Quote the listing below in its entirety, omitting every image.

_ _ _

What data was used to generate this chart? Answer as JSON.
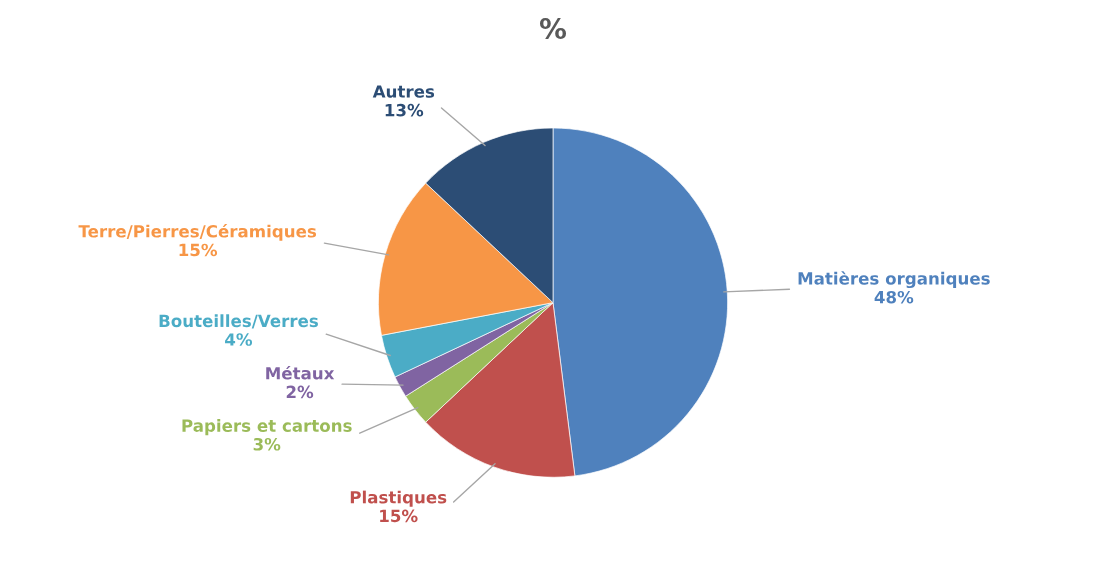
{
  "chart_data": {
    "type": "pie",
    "title": "%",
    "categories": [
      "Matières organiques",
      "Plastiques",
      "Papiers et cartons",
      "Métaux",
      "Bouteilles/Verres",
      "Terre/Pierres/Céramiques",
      "Autres"
    ],
    "values": [
      48,
      15,
      3,
      2,
      4,
      15,
      13
    ],
    "value_labels": [
      "48%",
      "15%",
      "3%",
      "2%",
      "4%",
      "15%",
      "13%"
    ],
    "colors": [
      "#4f81bd",
      "#c0504d",
      "#9bbb59",
      "#8064a2",
      "#4bacc6",
      "#f79646",
      "#2c4d75"
    ],
    "legend": false
  }
}
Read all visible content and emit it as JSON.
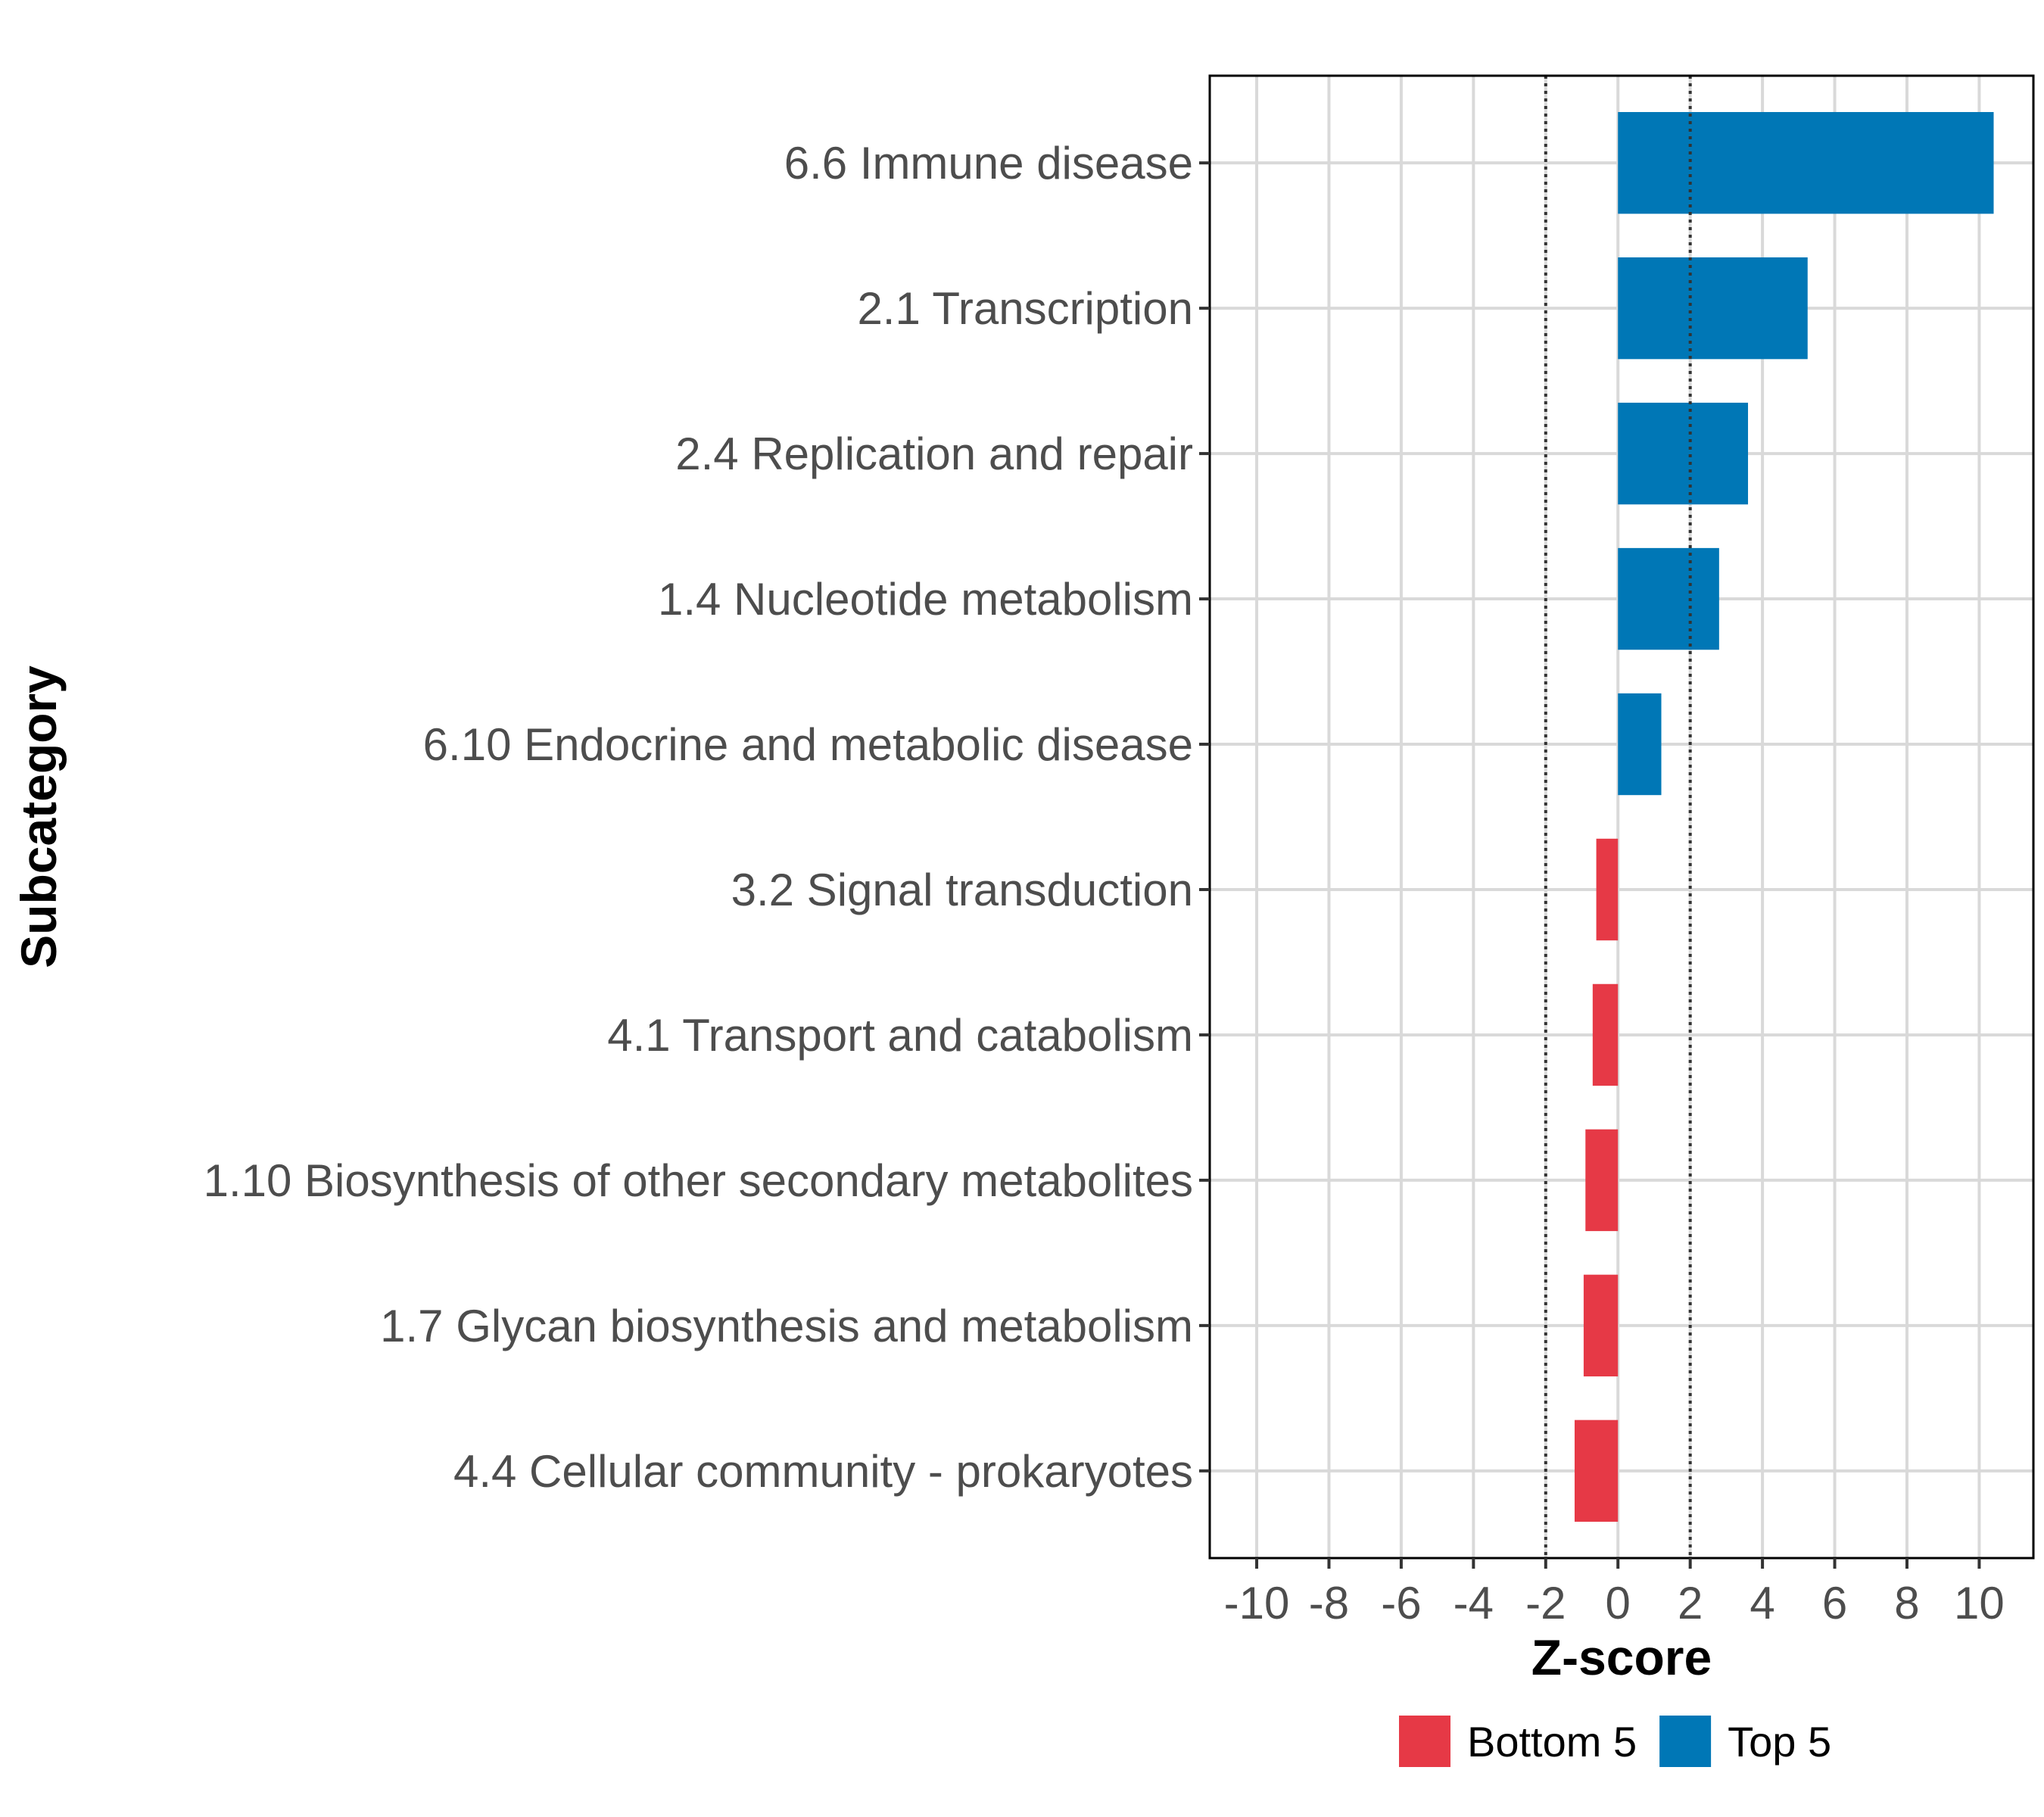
{
  "chart_data": {
    "type": "bar",
    "orientation": "horizontal",
    "title": "",
    "xlabel": "Z-score",
    "ylabel": "Subcategory",
    "xlim": [
      -11.3,
      11.5
    ],
    "xticks": [
      -10,
      -8,
      -6,
      -4,
      -2,
      0,
      2,
      4,
      6,
      8,
      10
    ],
    "xtick_labels": [
      "-10",
      "-8",
      "-6",
      "-4",
      "-2",
      "0",
      "2",
      "4",
      "6",
      "8",
      "10"
    ],
    "reference_lines": [
      -2,
      2
    ],
    "grid": true,
    "categories": [
      "6.6 Immune disease",
      "2.1 Transcription",
      "2.4 Replication and repair",
      "1.4 Nucleotide metabolism",
      "6.10 Endocrine and metabolic disease",
      "3.2 Signal transduction",
      "4.1 Transport and catabolism",
      "1.10 Biosynthesis of other secondary metabolites",
      "1.7 Glycan biosynthesis and metabolism",
      "4.4 Cellular community - prokaryotes"
    ],
    "values": [
      10.4,
      5.25,
      3.6,
      2.8,
      1.2,
      -0.6,
      -0.7,
      -0.9,
      -0.95,
      -1.2
    ],
    "groups": [
      "Top 5",
      "Top 5",
      "Top 5",
      "Top 5",
      "Top 5",
      "Bottom 5",
      "Bottom 5",
      "Bottom 5",
      "Bottom 5",
      "Bottom 5"
    ],
    "legend": [
      {
        "name": "Bottom 5",
        "color": "#e63946"
      },
      {
        "name": "Top 5",
        "color": "#0077b6"
      }
    ],
    "legend_position": "bottom"
  },
  "colors": {
    "top": "#0077b6",
    "bottom": "#e63946",
    "grid": "#d9d9d9",
    "text": "#4d4d4d"
  }
}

_ _ _

_REPLY_:
What data was used to generate this chart? Answer as JSON.
{
  "chart_data": {
    "type": "pie",
    "title": "%",
    "categories": [
      "Matières organiques",
      "Plastiques",
      "Papiers et cartons",
      "Métaux",
      "Bouteilles/Verres",
      "Terre/Pierres/Céramiques",
      "Autres"
    ],
    "values": [
      48,
      15,
      3,
      2,
      4,
      15,
      13
    ],
    "value_labels": [
      "48%",
      "15%",
      "3%",
      "2%",
      "4%",
      "15%",
      "13%"
    ],
    "colors": [
      "#4f81bd",
      "#c0504d",
      "#9bbb59",
      "#8064a2",
      "#4bacc6",
      "#f79646",
      "#2c4d75"
    ],
    "legend": false
  }
}
Read all visible content and emit it as JSON.
{
  "chart_data": {
    "type": "bar",
    "orientation": "horizontal",
    "title": "",
    "xlabel": "Z-score",
    "ylabel": "Subcategory",
    "xlim": [
      -11.3,
      11.5
    ],
    "xticks": [
      -10,
      -8,
      -6,
      -4,
      -2,
      0,
      2,
      4,
      6,
      8,
      10
    ],
    "xtick_labels": [
      "-10",
      "-8",
      "-6",
      "-4",
      "-2",
      "0",
      "2",
      "4",
      "6",
      "8",
      "10"
    ],
    "reference_lines": [
      -2,
      2
    ],
    "grid": true,
    "categories": [
      "6.6 Immune disease",
      "2.1 Transcription",
      "2.4 Replication and repair",
      "1.4 Nucleotide metabolism",
      "6.10 Endocrine and metabolic disease",
      "3.2 Signal transduction",
      "4.1 Transport and catabolism",
      "1.10 Biosynthesis of other secondary metabolites",
      "1.7 Glycan biosynthesis and metabolism",
      "4.4 Cellular community - prokaryotes"
    ],
    "values": [
      10.4,
      5.25,
      3.6,
      2.8,
      1.2,
      -0.6,
      -0.7,
      -0.9,
      -0.95,
      -1.2
    ],
    "groups": [
      "Top 5",
      "Top 5",
      "Top 5",
      "Top 5",
      "Top 5",
      "Bottom 5",
      "Bottom 5",
      "Bottom 5",
      "Bottom 5",
      "Bottom 5"
    ],
    "legend": [
      {
        "name": "Bottom 5",
        "color": "#e63946"
      },
      {
        "name": "Top 5",
        "color": "#0077b6"
      }
    ],
    "legend_position": "bottom"
  },
  "colors": {
    "top": "#0077b6",
    "bottom": "#e63946",
    "grid": "#d9d9d9",
    "text": "#4d4d4d"
  }
}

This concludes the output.